» **Exercise requirements**
Your task is to repeat the entries exactly. Leave the pictures out.

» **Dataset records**
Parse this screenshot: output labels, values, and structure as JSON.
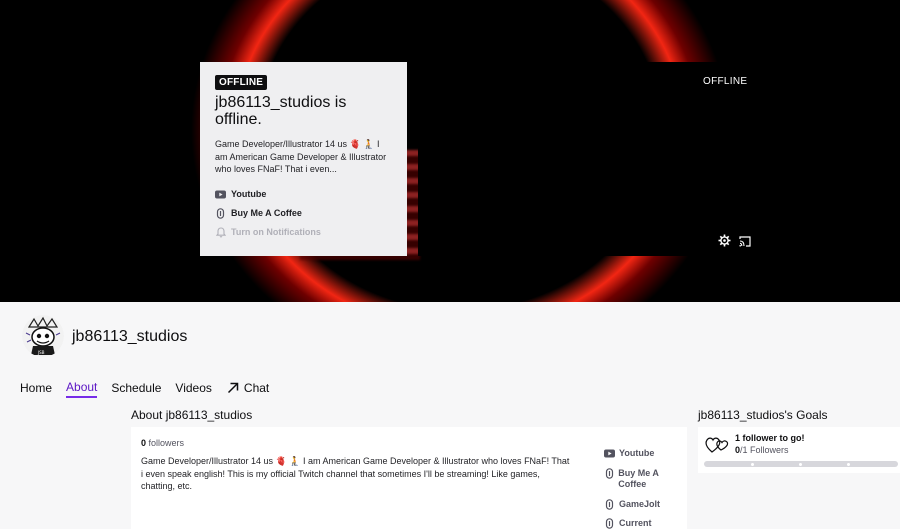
{
  "hero": {
    "badge": "OFFLINE",
    "title": "jb86113_studios is offline.",
    "description": "Game Developer/Illustrator 14 us 🫀 🧎 I am American Game Developer & Illustrator who loves FNaF! That i even...",
    "links": [
      {
        "label": "Youtube",
        "icon": "youtube-icon"
      },
      {
        "label": "Buy Me A Coffee",
        "icon": "link-icon"
      }
    ],
    "notifications_label": "Turn on Notifications",
    "player_status": "OFFLINE"
  },
  "channel": {
    "name": "jb86113_studios"
  },
  "nav": {
    "home": "Home",
    "about": "About",
    "schedule": "Schedule",
    "videos": "Videos",
    "chat": "Chat"
  },
  "about": {
    "heading": "About jb86113_studios",
    "followers_count": "0",
    "followers_label": "followers",
    "description": "Game Developer/Illustrator 14 us 🫀 🧎 I am American Game Developer & Illustrator who loves FNaF! That i even speak english! This is my official Twitch channel that sometimes I'll be streaming! Like games, chatting, etc.",
    "links": [
      {
        "label": "Youtube",
        "icon": "youtube-icon"
      },
      {
        "label": "Buy Me A Coffee",
        "icon": "link-icon"
      },
      {
        "label": "GameJolt",
        "icon": "link-icon"
      },
      {
        "label": "Current",
        "icon": "link-icon"
      }
    ]
  },
  "goals": {
    "heading": "jb86113_studios's Goals",
    "title": "1 follower to go!",
    "progress_current": "0",
    "progress_rest": "/1 Followers",
    "progress_fraction": 0
  },
  "colors": {
    "accent": "#772ce8",
    "accent_text": "#5c16c5"
  }
}
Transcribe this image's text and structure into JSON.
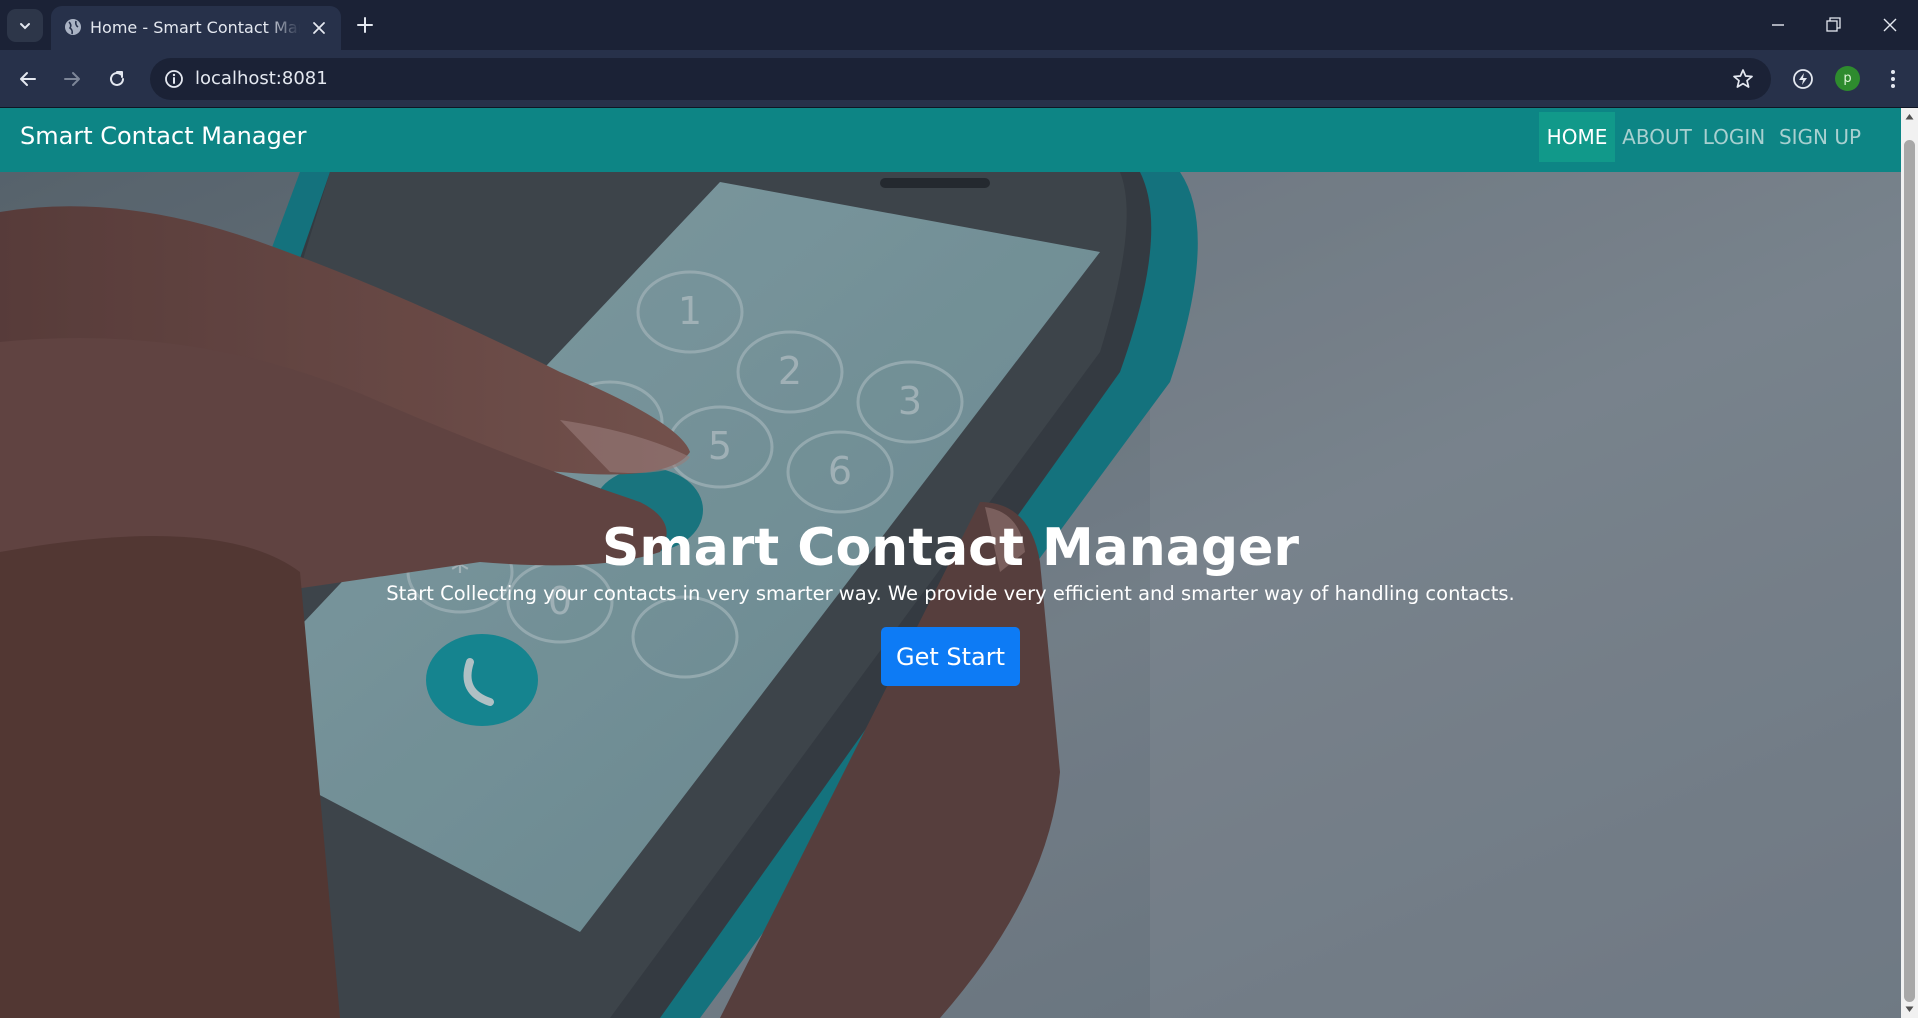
{
  "browser": {
    "tab": {
      "title": "Home - Smart Contact Manager"
    },
    "address_bar": {
      "url": "localhost:8081"
    },
    "profile": {
      "initial": "p"
    }
  },
  "navbar": {
    "brand": "Smart Contact Manager",
    "links": [
      {
        "label": "HOME",
        "active": true
      },
      {
        "label": "ABOUT",
        "active": false
      },
      {
        "label": "LOGIN",
        "active": false
      },
      {
        "label": "SIGN UP",
        "active": false
      }
    ]
  },
  "hero": {
    "title": "Smart Contact Manager",
    "subtitle": "Start Collecting your contacts in very smarter way. We provide very efficient and smarter way of handling contacts.",
    "button_label": "Get Start"
  },
  "phone_keypad": {
    "keys": [
      "1",
      "2",
      "3",
      "4",
      "5",
      "6",
      "*",
      "0"
    ]
  },
  "colors": {
    "navbar": "#0d8585",
    "nav_active": "#11998a",
    "button": "#0d7bf5",
    "browser_frame": "#1b2236"
  },
  "icons": {
    "tab_search": "chevron-down-icon",
    "tab_favicon": "globe-icon",
    "tab_close": "close-icon",
    "new_tab": "plus-icon",
    "back": "arrow-left-icon",
    "forward": "arrow-right-icon",
    "reload": "reload-icon",
    "site_info": "info-icon",
    "bookmark": "star-icon",
    "extension": "extension-icon",
    "menu": "more-vertical-icon"
  }
}
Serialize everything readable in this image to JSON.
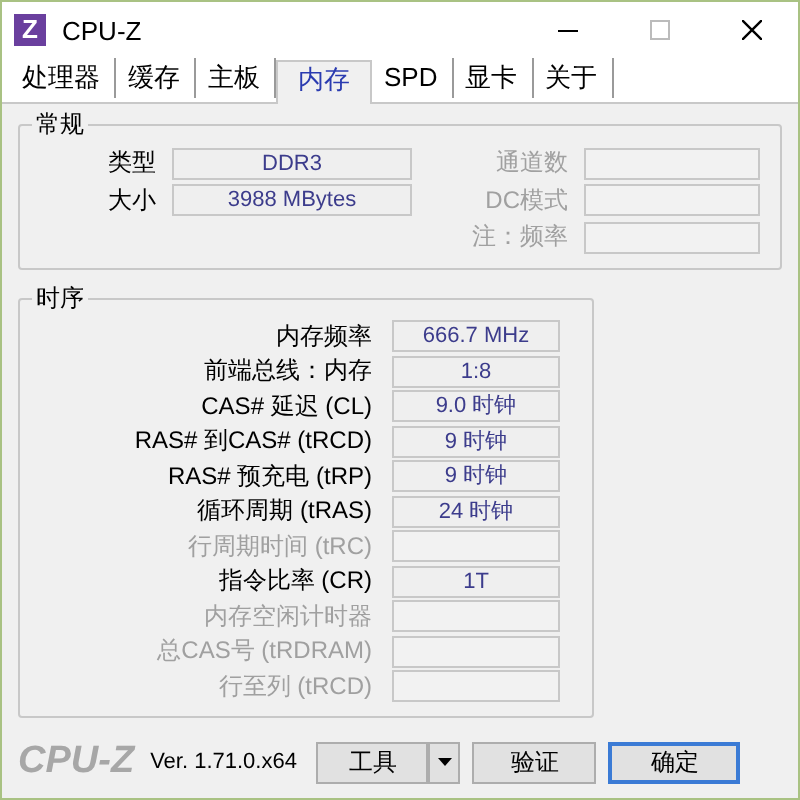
{
  "window": {
    "logo_letter": "Z",
    "title": "CPU-Z"
  },
  "tabs": [
    {
      "label": "处理器",
      "selected": false
    },
    {
      "label": "缓存",
      "selected": false
    },
    {
      "label": "主板",
      "selected": false
    },
    {
      "label": "内存",
      "selected": true
    },
    {
      "label": "SPD",
      "selected": false
    },
    {
      "label": "显卡",
      "selected": false
    },
    {
      "label": "关于",
      "selected": false
    }
  ],
  "general": {
    "title": "常规",
    "left_fields": [
      {
        "label": "类型",
        "value": "DDR3",
        "disabled": false
      },
      {
        "label": "大小",
        "value": "3988 MBytes",
        "disabled": false
      }
    ],
    "right_fields": [
      {
        "label": "通道数",
        "disabled": true
      },
      {
        "label": "DC模式",
        "disabled": true
      },
      {
        "label": "注：频率",
        "disabled": true
      }
    ]
  },
  "timings": {
    "title": "时序",
    "rows": [
      {
        "label": "内存频率",
        "value": "666.7 MHz",
        "disabled": false
      },
      {
        "label": "前端总线：内存",
        "value": "1:8",
        "disabled": false
      },
      {
        "label": "CAS# 延迟 (CL)",
        "value": "9.0 时钟",
        "disabled": false
      },
      {
        "label": "RAS# 到CAS#  (tRCD)",
        "value": "9 时钟",
        "disabled": false
      },
      {
        "label": "RAS# 预充电 (tRP)",
        "value": "9 时钟",
        "disabled": false
      },
      {
        "label": "循环周期 (tRAS)",
        "value": "24 时钟",
        "disabled": false
      },
      {
        "label": "行周期时间 (tRC)",
        "disabled": true
      },
      {
        "label": "指令比率 (CR)",
        "value": "1T",
        "disabled": false
      },
      {
        "label": "内存空闲计时器",
        "disabled": true
      },
      {
        "label": "总CAS号 (tRDRAM)",
        "disabled": true
      },
      {
        "label": "行至列 (tRCD)",
        "disabled": true
      }
    ]
  },
  "footer": {
    "brand": "CPU-Z",
    "version": "Ver. 1.71.0.x64",
    "buttons": [
      {
        "kind": "menu",
        "label": "工具"
      },
      {
        "kind": "plain",
        "label": "验证"
      },
      {
        "kind": "default",
        "label": "确定"
      }
    ]
  }
}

» **Solution**
Parse this screenshot: output labels, values, and structure as JSON.
{
  "hero": {
    "badge": "OFFLINE",
    "title": "jb86113_studios is offline.",
    "description": "Game Developer/Illustrator 14 us 🫀 🧎 I am American Game Developer & Illustrator who loves FNaF! That i even...",
    "links": [
      {
        "label": "Youtube",
        "icon": "youtube-icon"
      },
      {
        "label": "Buy Me A Coffee",
        "icon": "link-icon"
      }
    ],
    "notifications_label": "Turn on Notifications",
    "player_status": "OFFLINE"
  },
  "channel": {
    "name": "jb86113_studios"
  },
  "nav": {
    "home": "Home",
    "about": "About",
    "schedule": "Schedule",
    "videos": "Videos",
    "chat": "Chat"
  },
  "about": {
    "heading": "About jb86113_studios",
    "followers_count": "0",
    "followers_label": "followers",
    "description": "Game Developer/Illustrator 14 us 🫀 🧎 I am American Game Developer & Illustrator who loves FNaF! That i even speak english! This is my official Twitch channel that sometimes I'll be streaming! Like games, chatting, etc.",
    "links": [
      {
        "label": "Youtube",
        "icon": "youtube-icon"
      },
      {
        "label": "Buy Me A Coffee",
        "icon": "link-icon"
      },
      {
        "label": "GameJolt",
        "icon": "link-icon"
      },
      {
        "label": "Current",
        "icon": "link-icon"
      }
    ]
  },
  "goals": {
    "heading": "jb86113_studios's Goals",
    "title": "1 follower to go!",
    "progress_current": "0",
    "progress_rest": "/1 Followers",
    "progress_fraction": 0
  },
  "colors": {
    "accent": "#772ce8",
    "accent_text": "#5c16c5"
  }
}
Transcribe this image's text and structure into JSON.
{
  "browser": {
    "tab": {
      "title": "Home - Smart Contact Manager"
    },
    "address_bar": {
      "url": "localhost:8081"
    },
    "profile": {
      "initial": "p"
    }
  },
  "navbar": {
    "brand": "Smart Contact Manager",
    "links": [
      {
        "label": "HOME",
        "active": true
      },
      {
        "label": "ABOUT",
        "active": false
      },
      {
        "label": "LOGIN",
        "active": false
      },
      {
        "label": "SIGN UP",
        "active": false
      }
    ]
  },
  "hero": {
    "title": "Smart Contact Manager",
    "subtitle": "Start Collecting your contacts in very smarter way. We provide very efficient and smarter way of handling contacts.",
    "button_label": "Get Start"
  },
  "phone_keypad": {
    "keys": [
      "1",
      "2",
      "3",
      "4",
      "5",
      "6",
      "*",
      "0"
    ]
  },
  "colors": {
    "navbar": "#0d8585",
    "nav_active": "#11998a",
    "button": "#0d7bf5",
    "browser_frame": "#1b2236"
  },
  "icons": {
    "tab_search": "chevron-down-icon",
    "tab_favicon": "globe-icon",
    "tab_close": "close-icon",
    "new_tab": "plus-icon",
    "back": "arrow-left-icon",
    "forward": "arrow-right-icon",
    "reload": "reload-icon",
    "site_info": "info-icon",
    "bookmark": "star-icon",
    "extension": "extension-icon",
    "menu": "more-vertical-icon"
  }
}
Serialize everything readable in this image to JSON.
{
  "window": {
    "logo_letter": "Z",
    "title": "CPU-Z"
  },
  "tabs": [
    {
      "label": "处理器",
      "selected": false
    },
    {
      "label": "缓存",
      "selected": false
    },
    {
      "label": "主板",
      "selected": false
    },
    {
      "label": "内存",
      "selected": true
    },
    {
      "label": "SPD",
      "selected": false
    },
    {
      "label": "显卡",
      "selected": false
    },
    {
      "label": "关于",
      "selected": false
    }
  ],
  "general": {
    "title": "常规",
    "left_fields": [
      {
        "label": "类型",
        "value": "DDR3",
        "disabled": false
      },
      {
        "label": "大小",
        "value": "3988 MBytes",
        "disabled": false
      }
    ],
    "right_fields": [
      {
        "label": "通道数",
        "disabled": true
      },
      {
        "label": "DC模式",
        "disabled": true
      },
      {
        "label": "注：频率",
        "disabled": true
      }
    ]
  },
  "timings": {
    "title": "时序",
    "rows": [
      {
        "label": "内存频率",
        "value": "666.7 MHz",
        "disabled": false
      },
      {
        "label": "前端总线：内存",
        "value": "1:8",
        "disabled": false
      },
      {
        "label": "CAS# 延迟 (CL)",
        "value": "9.0 时钟",
        "disabled": false
      },
      {
        "label": "RAS# 到CAS#  (tRCD)",
        "value": "9 时钟",
        "disabled": false
      },
      {
        "label": "RAS# 预充电 (tRP)",
        "value": "9 时钟",
        "disabled": false
      },
      {
        "label": "循环周期 (tRAS)",
        "value": "24 时钟",
        "disabled": false
      },
      {
        "label": "行周期时间 (tRC)",
        "disabled": true
      },
      {
        "label": "指令比率 (CR)",
        "value": "1T",
        "disabled": false
      },
      {
        "label": "内存空闲计时器",
        "disabled": true
      },
      {
        "label": "总CAS号 (tRDRAM)",
        "disabled": true
      },
      {
        "label": "行至列 (tRCD)",
        "disabled": true
      }
    ]
  },
  "footer": {
    "brand": "CPU-Z",
    "version": "Ver. 1.71.0.x64",
    "buttons": [
      {
        "kind": "menu",
        "label": "工具"
      },
      {
        "kind": "plain",
        "label": "验证"
      },
      {
        "kind": "default",
        "label": "确定"
      }
    ]
  }
}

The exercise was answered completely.